Consigne A - Reproduisez à l'identique le passage de l'entretien compris entre « J. P. et N. » et « est né de là. », bornes incluses.
Consigne B - D'après l'entretien, par qui le projet initial a-t-il été financé ?

Entretien -
========

Joaquim Pinto et Nuno Leonel : Le projet initial a été financé par la télévision portugaise avec l’appui des associations de pêche. Nous étions alors tenus par une contrainte de durée. En 2003 nous avons livré, sur commande, une version de 55 minutes centrée sur les caractéristiques d’un travail artisanal en voie de disparition. Cette version a été diffusée, mais nous avions gardé le désir de monter une autre version, libre de toute contrainte, qui puisse rendre hommage aux jeunes pêcheurs et à leur combat pour un mode de vie qu’ils célébraient. Dans la version actuelle nous avons gardé la plupart des séquences de pêche, en les raccourcissant parfois pour faire entendre des moments plus intimes, qui décrivaient autrement nos rapports avec les pêcheurs.

D. : Comment aviez-vous connu ces gens ? L’amitié existait-elle déjà avant le désir de montrer leur travail, ou bien s’est-elle nouée grâce à l’élaboration du film ?

J. P. et N. L. : On connaissait les Açores, São Miguel en particulier, depuis longtemps. Au début de nos traitements contre le HIV en 1997, on y allait souvent pour trouver un peu de repos. On avait établi des rapports d’amitié avec les pêcheurs de Rabo de Peixe, mais aussi avec les militants syndicalistes de la pêcherie artisanale, dont Artur, le beau-père de Pedro, était un des porte-parole. Le désir de montrer leur travail est né de là.

D. : La voix-off est au présent, et le ton général est celui du journal ou de la chronique. Les jours défilent sans que soit donner au récit la dimension rétrospective qu’il aurait pu avoir au vu de l’écart temporel entre le tournage et le montage (et au vu, aussi, de la nostalgie qui point en tant d’endroits du film). Pourquoi ce choix d’un présent continu ? Comment avez-vous écrit ce texte, et réparti sa lecture entre vous deux pour arriver à ce très bel entremêlement des voix ?

========

Données -

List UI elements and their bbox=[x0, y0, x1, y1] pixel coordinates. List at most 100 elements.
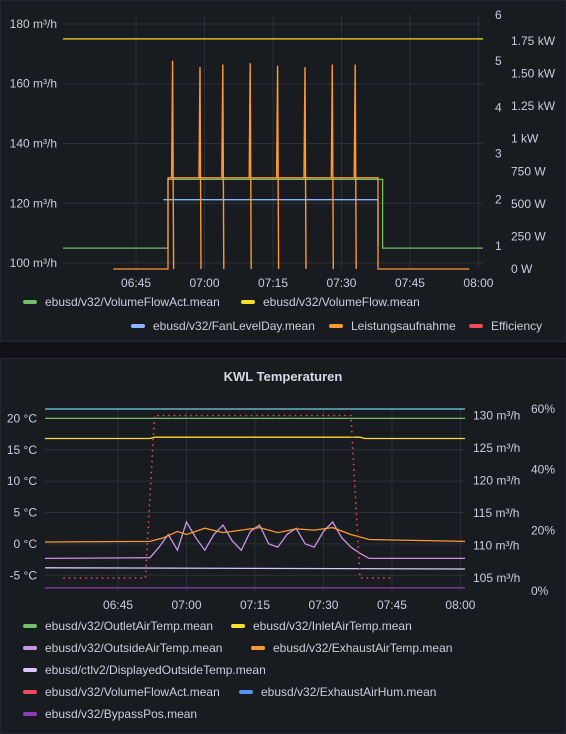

========

Solution A -
J. P. et N. L. : On connaissait les Açores, São Miguel en particulier, depuis longtemps. Au début de nos traitements contre le HIV en 1997, on y allait souvent pour trouver un peu de repos. On avait établi des rapports d’amitié avec les pêcheurs de Rabo de Peixe, mais aussi avec les militants syndicalistes de la pêcherie artisanale, dont Artur, le beau-père de Pedro, était un des porte-parole. Le désir de montrer leur travail est né de là.

Solution B - Par la télévision portugaise, avec l'appui des associations de pêche.